抜粋文:
3~5月 土づくり・田を耕します。
全ての農作物は土づくりが重要です。堆肥や土壌改良材などを入れ、作物にあった土作りをおこないます。
また、土壌分析を行い、どのような栄養分が多いのか・少ないかを調べて、適正な肥料を入れます。土壌分析とは、人間でいう健康診断と一緒です。
ここでは「稲(ヒノヒカリ)」の1年について見ていきましょう。
農家の人はこんなことをしています!
- 作付計画を立てる。
- 作付計画に合わせた、資材(肥料・農薬等)や苗などの予約注文を行う。
- 稲作講習会への出席
5月 種まき 健康な苗を育てる(育苗)

(種子の温湯消毒)
おいしいお米を作る第一段階は、健康な良い苗を作る事です。『苗半作』という言葉は、健康な苗を育てると、米づくりの半分が終わったような意味をあらわします。
福岡市では農薬を減らした稲作に取り組むため、苗が過密になって病気にかからないよう、一般的な種モミの量よりも少なく播いています。また、温湯消毒(60℃ 10分間)を行うことで、農薬を使うことなく、廃液処理も不要になりました。
農家の人はこんなことをしています!
- 米の出荷契約の申し込み
- 作業日誌の記帳(播種・使用農薬等)
6月 代かき 田植え 除草
◆代かき
田んぼに肥料(元肥)を入れ耕します。その後、田んぼに水を入れ、土の表面を平らになるよう耕します。
◆田植
種まきから約3~4週間程度たった苗を植えます。
◆除草作業
雑草が生えると養分(肥料分)を取り、水稲の生育を阻害(じゃま)します。普通は田植えから1週間ぐらいに除草剤を散布しますが、福岡市では農薬を使用しない方法として、ジャンボタニシに雑草を食べさせ除草する方法も行っています。

(代かき) (田植え機による田植え)
農家の人はこんなことをしています!
- 作業日誌の記帳(施肥・田植日・除草剤の使用等)
7月・8月・9月 生育管理
田植えから1ヶ月ほど経つと、1株に3本程度植えていた苗は株別れして、1株が20~25本ぐらいになっています。この頃に中干し(田んぼの水を落として、土を乾かします)を行います。
また、7月の梅雨時期は東南アジアなどから梅雨前線に乗って稲の害虫が飛んできます。
現在は、田植え時に苗に散布する農薬もあるのですが、福岡市では虫見版を使い、害虫や益虫の数を調べて、必要な場合だけ農薬を使う方法をとっています。
やがて、稲穂の赤ちゃんが出てきますので、それに合わせて肥料(追肥・穂肥)を入れます。

(生育中の水田) (虫見板)

項目一覧:
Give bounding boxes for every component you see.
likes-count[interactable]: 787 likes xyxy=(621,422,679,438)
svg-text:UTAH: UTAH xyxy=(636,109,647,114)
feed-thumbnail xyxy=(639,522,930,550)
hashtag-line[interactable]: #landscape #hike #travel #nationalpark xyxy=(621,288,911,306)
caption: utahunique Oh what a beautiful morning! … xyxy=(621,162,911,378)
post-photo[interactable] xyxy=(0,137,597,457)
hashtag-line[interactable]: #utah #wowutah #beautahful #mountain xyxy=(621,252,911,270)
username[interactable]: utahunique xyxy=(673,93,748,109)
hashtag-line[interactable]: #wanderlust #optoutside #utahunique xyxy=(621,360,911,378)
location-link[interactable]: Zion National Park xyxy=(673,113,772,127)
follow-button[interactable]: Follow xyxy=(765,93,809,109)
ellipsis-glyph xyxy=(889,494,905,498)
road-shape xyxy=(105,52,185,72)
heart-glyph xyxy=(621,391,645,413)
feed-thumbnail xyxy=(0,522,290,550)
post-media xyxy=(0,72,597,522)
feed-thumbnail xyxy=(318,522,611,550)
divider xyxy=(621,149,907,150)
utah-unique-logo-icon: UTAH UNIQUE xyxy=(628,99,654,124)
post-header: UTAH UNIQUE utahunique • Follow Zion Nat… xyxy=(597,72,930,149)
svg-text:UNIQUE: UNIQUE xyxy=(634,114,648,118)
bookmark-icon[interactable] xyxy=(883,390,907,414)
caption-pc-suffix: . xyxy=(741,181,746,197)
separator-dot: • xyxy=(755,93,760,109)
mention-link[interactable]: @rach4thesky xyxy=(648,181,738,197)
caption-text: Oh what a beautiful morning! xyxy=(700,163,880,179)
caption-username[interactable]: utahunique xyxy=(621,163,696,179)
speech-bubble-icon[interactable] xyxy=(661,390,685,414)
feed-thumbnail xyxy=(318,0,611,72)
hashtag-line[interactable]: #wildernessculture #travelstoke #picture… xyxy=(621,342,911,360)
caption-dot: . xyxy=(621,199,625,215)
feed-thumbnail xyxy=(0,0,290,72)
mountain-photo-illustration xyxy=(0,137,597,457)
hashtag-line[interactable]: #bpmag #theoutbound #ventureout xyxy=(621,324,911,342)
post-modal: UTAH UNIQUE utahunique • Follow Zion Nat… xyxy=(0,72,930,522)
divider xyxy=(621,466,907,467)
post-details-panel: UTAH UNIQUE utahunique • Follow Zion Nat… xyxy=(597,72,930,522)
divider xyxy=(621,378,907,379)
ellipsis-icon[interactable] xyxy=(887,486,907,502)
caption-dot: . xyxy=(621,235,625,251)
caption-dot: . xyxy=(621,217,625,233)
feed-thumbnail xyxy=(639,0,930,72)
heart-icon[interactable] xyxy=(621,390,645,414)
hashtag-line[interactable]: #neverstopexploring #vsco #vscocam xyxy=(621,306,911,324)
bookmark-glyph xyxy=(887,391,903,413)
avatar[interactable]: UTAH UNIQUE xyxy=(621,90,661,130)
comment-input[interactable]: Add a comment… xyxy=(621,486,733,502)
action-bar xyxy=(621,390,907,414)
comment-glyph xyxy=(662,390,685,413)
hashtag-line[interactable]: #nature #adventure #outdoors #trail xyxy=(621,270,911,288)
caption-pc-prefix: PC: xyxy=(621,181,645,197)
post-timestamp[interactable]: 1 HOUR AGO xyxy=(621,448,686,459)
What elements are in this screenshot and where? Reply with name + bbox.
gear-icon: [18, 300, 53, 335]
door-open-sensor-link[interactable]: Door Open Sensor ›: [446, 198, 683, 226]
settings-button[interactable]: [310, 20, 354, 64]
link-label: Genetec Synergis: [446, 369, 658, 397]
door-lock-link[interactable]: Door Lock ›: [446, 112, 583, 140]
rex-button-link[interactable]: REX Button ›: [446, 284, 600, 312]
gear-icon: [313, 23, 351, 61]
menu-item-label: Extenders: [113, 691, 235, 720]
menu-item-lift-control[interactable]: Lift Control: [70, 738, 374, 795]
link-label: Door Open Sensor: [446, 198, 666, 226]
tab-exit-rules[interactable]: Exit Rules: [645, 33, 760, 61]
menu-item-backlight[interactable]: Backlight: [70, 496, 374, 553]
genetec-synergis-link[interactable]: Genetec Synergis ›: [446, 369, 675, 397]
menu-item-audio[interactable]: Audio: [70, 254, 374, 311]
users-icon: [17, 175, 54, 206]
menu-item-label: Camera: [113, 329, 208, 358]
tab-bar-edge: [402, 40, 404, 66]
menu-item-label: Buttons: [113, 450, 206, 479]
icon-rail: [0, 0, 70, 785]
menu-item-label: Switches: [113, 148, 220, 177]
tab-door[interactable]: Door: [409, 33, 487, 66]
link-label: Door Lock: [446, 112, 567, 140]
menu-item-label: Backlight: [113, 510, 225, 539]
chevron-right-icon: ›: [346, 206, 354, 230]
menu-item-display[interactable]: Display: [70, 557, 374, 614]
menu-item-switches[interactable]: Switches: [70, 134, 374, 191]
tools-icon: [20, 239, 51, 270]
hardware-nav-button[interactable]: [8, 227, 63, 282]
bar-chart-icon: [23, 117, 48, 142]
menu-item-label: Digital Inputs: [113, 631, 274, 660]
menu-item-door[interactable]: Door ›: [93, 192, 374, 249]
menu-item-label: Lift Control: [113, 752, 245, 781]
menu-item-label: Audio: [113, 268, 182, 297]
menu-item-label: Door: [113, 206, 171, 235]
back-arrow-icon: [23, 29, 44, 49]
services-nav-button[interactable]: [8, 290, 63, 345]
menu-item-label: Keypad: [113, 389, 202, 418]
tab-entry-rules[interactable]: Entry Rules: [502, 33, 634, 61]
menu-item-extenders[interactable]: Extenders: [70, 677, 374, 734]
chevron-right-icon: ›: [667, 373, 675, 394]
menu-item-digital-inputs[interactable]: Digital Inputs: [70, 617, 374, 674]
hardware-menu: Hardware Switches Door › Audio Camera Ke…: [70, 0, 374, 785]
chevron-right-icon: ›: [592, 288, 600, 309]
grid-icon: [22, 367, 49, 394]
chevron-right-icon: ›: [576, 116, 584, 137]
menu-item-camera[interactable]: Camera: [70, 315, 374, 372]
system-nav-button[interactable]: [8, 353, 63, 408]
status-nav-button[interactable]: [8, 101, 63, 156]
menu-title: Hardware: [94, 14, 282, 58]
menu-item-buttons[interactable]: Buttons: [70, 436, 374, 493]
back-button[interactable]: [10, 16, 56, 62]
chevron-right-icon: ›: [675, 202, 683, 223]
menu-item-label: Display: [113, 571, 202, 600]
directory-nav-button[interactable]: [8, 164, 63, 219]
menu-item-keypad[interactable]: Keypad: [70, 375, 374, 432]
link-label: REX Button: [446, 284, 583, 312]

課題の説明:
稲作の1年を扱った抜粋文のうち、「- 稲作講習会への出席」から「廃液処理も不要になりました。」までを、両端も含めてそのまま書き写してもらえますか?

解答例:
- 稲作講習会への出席
5月 種まき 健康な苗を育てる(育苗)

(種子の温湯消毒)
おいしいお米を作る第一段階は、健康な良い苗を作る事です。『苗半作』という言葉は、健康な苗を育てると、米づくりの半分が終わったような意味をあらわします。
福岡市では農薬を減らした稲作に取り組むため、苗が過密になって病気にかからないよう、一般的な種モミの量よりも少なく播いています。また、温湯消毒(60℃ 10分間)を行うことで、農薬を使うことなく、廃液処理も不要になりました。